EXERCISE >>
Will you print the material below without altering a single character?

[Entries from a dataset]

* * * *

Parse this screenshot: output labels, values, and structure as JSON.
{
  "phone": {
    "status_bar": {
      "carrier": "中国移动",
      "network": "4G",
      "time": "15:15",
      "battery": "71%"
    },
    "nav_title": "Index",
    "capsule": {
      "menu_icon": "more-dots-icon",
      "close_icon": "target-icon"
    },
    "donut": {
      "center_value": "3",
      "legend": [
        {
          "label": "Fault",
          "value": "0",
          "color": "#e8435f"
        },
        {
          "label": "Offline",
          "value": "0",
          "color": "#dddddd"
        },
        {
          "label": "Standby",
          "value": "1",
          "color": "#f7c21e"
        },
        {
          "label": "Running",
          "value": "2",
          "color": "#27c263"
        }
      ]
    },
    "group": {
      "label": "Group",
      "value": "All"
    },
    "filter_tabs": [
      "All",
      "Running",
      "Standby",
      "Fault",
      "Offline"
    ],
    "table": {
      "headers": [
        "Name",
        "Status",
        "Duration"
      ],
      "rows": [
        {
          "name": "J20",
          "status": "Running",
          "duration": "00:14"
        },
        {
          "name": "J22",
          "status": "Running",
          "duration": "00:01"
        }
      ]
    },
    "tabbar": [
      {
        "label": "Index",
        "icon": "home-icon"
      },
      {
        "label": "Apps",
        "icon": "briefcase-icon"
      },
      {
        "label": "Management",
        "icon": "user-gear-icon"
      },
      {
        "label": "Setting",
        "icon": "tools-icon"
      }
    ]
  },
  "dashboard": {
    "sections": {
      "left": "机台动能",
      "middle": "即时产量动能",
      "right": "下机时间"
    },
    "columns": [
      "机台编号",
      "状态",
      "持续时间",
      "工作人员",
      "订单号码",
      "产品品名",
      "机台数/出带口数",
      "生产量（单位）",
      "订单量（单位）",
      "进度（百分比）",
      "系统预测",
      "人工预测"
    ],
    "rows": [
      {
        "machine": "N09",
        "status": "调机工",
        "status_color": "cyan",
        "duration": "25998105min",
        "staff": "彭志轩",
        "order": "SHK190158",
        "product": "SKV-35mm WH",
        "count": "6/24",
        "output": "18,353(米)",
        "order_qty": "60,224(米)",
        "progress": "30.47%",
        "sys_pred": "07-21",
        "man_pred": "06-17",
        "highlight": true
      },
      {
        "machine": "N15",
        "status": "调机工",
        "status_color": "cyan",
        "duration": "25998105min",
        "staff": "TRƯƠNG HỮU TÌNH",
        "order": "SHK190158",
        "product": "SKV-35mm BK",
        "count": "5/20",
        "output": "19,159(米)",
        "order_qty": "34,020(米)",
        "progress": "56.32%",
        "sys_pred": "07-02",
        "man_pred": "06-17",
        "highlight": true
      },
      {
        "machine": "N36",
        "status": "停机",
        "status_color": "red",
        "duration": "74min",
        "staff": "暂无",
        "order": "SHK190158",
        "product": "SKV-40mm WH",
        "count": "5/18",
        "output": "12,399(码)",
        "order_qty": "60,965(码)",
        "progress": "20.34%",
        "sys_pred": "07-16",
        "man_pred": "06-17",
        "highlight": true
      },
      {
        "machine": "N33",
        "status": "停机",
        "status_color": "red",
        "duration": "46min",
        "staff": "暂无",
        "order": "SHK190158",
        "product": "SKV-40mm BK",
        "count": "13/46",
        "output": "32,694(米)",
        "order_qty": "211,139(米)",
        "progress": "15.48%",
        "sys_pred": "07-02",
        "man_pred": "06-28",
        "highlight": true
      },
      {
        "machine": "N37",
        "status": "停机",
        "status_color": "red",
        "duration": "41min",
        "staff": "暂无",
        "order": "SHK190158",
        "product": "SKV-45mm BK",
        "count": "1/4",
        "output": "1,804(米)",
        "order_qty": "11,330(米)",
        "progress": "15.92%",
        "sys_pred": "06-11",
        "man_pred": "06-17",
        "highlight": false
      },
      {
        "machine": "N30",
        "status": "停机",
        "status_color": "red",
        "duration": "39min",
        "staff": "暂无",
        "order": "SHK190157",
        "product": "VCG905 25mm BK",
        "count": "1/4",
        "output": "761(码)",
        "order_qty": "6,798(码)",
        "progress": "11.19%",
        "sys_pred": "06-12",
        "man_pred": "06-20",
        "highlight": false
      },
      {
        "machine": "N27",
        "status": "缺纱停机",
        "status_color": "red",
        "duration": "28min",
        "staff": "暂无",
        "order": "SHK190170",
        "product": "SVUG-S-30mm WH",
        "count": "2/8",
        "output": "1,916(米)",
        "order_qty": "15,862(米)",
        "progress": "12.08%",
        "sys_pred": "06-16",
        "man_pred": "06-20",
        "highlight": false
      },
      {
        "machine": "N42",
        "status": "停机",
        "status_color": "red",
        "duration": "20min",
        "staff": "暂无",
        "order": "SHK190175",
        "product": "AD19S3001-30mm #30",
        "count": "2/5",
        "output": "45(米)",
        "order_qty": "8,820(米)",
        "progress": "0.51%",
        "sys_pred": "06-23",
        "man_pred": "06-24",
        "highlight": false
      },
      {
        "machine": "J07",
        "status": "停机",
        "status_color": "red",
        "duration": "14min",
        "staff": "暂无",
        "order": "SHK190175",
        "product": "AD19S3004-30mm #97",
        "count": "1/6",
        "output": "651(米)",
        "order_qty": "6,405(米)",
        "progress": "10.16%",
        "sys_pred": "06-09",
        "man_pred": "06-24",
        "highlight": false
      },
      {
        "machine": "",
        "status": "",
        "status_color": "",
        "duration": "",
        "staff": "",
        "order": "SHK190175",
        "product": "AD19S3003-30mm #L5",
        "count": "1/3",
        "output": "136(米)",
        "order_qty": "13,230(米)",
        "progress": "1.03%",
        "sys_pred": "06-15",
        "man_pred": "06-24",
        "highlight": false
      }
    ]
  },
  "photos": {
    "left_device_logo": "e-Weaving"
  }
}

* * * *

RESPONSE TO THIS EXERCISE >>
Parse this screenshot: output labels, values, and structure as JSON.
{
  "phone": {
    "status_bar": {
      "carrier": "中国移动",
      "network": "4G",
      "time": "15:15",
      "battery": "71%"
    },
    "nav_title": "Index",
    "capsule": {
      "menu_icon": "more-dots-icon",
      "close_icon": "target-icon"
    },
    "donut": {
      "center_value": "3",
      "legend": [
        {
          "label": "Fault",
          "value": "0",
          "color": "#e8435f"
        },
        {
          "label": "Offline",
          "value": "0",
          "color": "#dddddd"
        },
        {
          "label": "Standby",
          "value": "1",
          "color": "#f7c21e"
        },
        {
          "label": "Running",
          "value": "2",
          "color": "#27c263"
        }
      ]
    },
    "group": {
      "label": "Group",
      "value": "All"
    },
    "filter_tabs": [
      "All",
      "Running",
      "Standby",
      "Fault",
      "Offline"
    ],
    "table": {
      "headers": [
        "Name",
        "Status",
        "Duration"
      ],
      "rows": [
        {
          "name": "J20",
          "status": "Running",
          "duration": "00:14"
        },
        {
          "name": "J22",
          "status": "Running",
          "duration": "00:01"
        }
      ]
    },
    "tabbar": [
      {
        "label": "Index",
        "icon": "home-icon"
      },
      {
        "label": "Apps",
        "icon": "briefcase-icon"
      },
      {
        "label": "Management",
        "icon": "user-gear-icon"
      },
      {
        "label": "Setting",
        "icon": "tools-icon"
      }
    ]
  },
  "dashboard": {
    "sections": {
      "left": "机台动能",
      "middle": "即时产量动能",
      "right": "下机时间"
    },
    "columns": [
      "机台编号",
      "状态",
      "持续时间",
      "工作人员",
      "订单号码",
      "产品品名",
      "机台数/出带口数",
      "生产量（单位）",
      "订单量（单位）",
      "进度（百分比）",
      "系统预测",
      "人工预测"
    ],
    "rows": [
      {
        "machine": "N09",
        "status": "调机工",
        "status_color": "cyan",
        "duration": "25998105min",
        "staff": "彭志轩",
        "order": "SHK190158",
        "product": "SKV-35mm WH",
        "count": "6/24",
        "output": "18,353(米)",
        "order_qty": "60,224(米)",
        "progress": "30.47%",
        "sys_pred": "07-21",
        "man_pred": "06-17",
        "highlight": true
      },
      {
        "machine": "N15",
        "status": "调机工",
        "status_color": "cyan",
        "duration": "25998105min",
        "staff": "TRƯƠNG HỮU TÌNH",
        "order": "SHK190158",
        "product": "SKV-35mm BK",
        "count": "5/20",
        "output": "19,159(米)",
        "order_qty": "34,020(米)",
        "progress": "56.32%",
        "sys_pred": "07-02",
        "man_pred": "06-17",
        "highlight": true
      },
      {
        "machine": "N36",
        "status": "停机",
        "status_color": "red",
        "duration": "74min",
        "staff": "暂无",
        "order": "SHK190158",
        "product": "SKV-40mm WH",
        "count": "5/18",
        "output": "12,399(码)",
        "order_qty": "60,965(码)",
        "progress": "20.34%",
        "sys_pred": "07-16",
        "man_pred": "06-17",
        "highlight": true
      },
      {
        "machine": "N33",
        "status": "停机",
        "status_color": "red",
        "duration": "46min",
        "staff": "暂无",
        "order": "SHK190158",
        "product": "SKV-40mm BK",
        "count": "13/46",
        "output": "32,694(米)",
        "order_qty": "211,139(米)",
        "progress": "15.48%",
        "sys_pred": "07-02",
        "man_pred": "06-28",
        "highlight": true
      },
      {
        "machine": "N37",
        "status": "停机",
        "status_color": "red",
        "duration": "41min",
        "staff": "暂无",
        "order": "SHK190158",
        "product": "SKV-45mm BK",
        "count": "1/4",
        "output": "1,804(米)",
        "order_qty": "11,330(米)",
        "progress": "15.92%",
        "sys_pred": "06-11",
        "man_pred": "06-17",
        "highlight": false
      },
      {
        "machine": "N30",
        "status": "停机",
        "status_color": "red",
        "duration": "39min",
        "staff": "暂无",
        "order": "SHK190157",
        "product": "VCG905 25mm BK",
        "count": "1/4",
        "output": "761(码)",
        "order_qty": "6,798(码)",
        "progress": "11.19%",
        "sys_pred": "06-12",
        "man_pred": "06-20",
        "highlight": false
      },
      {
        "machine": "N27",
        "status": "缺纱停机",
        "status_color": "red",
        "duration": "28min",
        "staff": "暂无",
        "order": "SHK190170",
        "product": "SVUG-S-30mm WH",
        "count": "2/8",
        "output": "1,916(米)",
        "order_qty": "15,862(米)",
        "progress": "12.08%",
        "sys_pred": "06-16",
        "man_pred": "06-20",
        "highlight": false
      },
      {
        "machine": "N42",
        "status": "停机",
        "status_color": "red",
        "duration": "20min",
        "staff": "暂无",
        "order": "SHK190175",
        "product": "AD19S3001-30mm #30",
        "count": "2/5",
        "output": "45(米)",
        "order_qty": "8,820(米)",
        "progress": "0.51%",
        "sys_pred": "06-23",
        "man_pred": "06-24",
        "highlight": false
      },
      {
        "machine": "J07",
        "status": "停机",
        "status_color": "red",
        "duration": "14min",
        "staff": "暂无",
        "order": "SHK190175",
        "product": "AD19S3004-30mm #97",
        "count": "1/6",
        "output": "651(米)",
        "order_qty": "6,405(米)",
        "progress": "10.16%",
        "sys_pred": "06-09",
        "man_pred": "06-24",
        "highlight": false
      },
      {
        "machine": "",
        "status": "",
        "status_color": "",
        "duration": "",
        "staff": "",
        "order": "SHK190175",
        "product": "AD19S3003-30mm #L5",
        "count": "1/3",
        "output": "136(米)",
        "order_qty": "13,230(米)",
        "progress": "1.03%",
        "sys_pred": "06-15",
        "man_pred": "06-24",
        "highlight": false
      }
    ]
  },
  "photos": {
    "left_device_logo": "e-Weaving"
  }
}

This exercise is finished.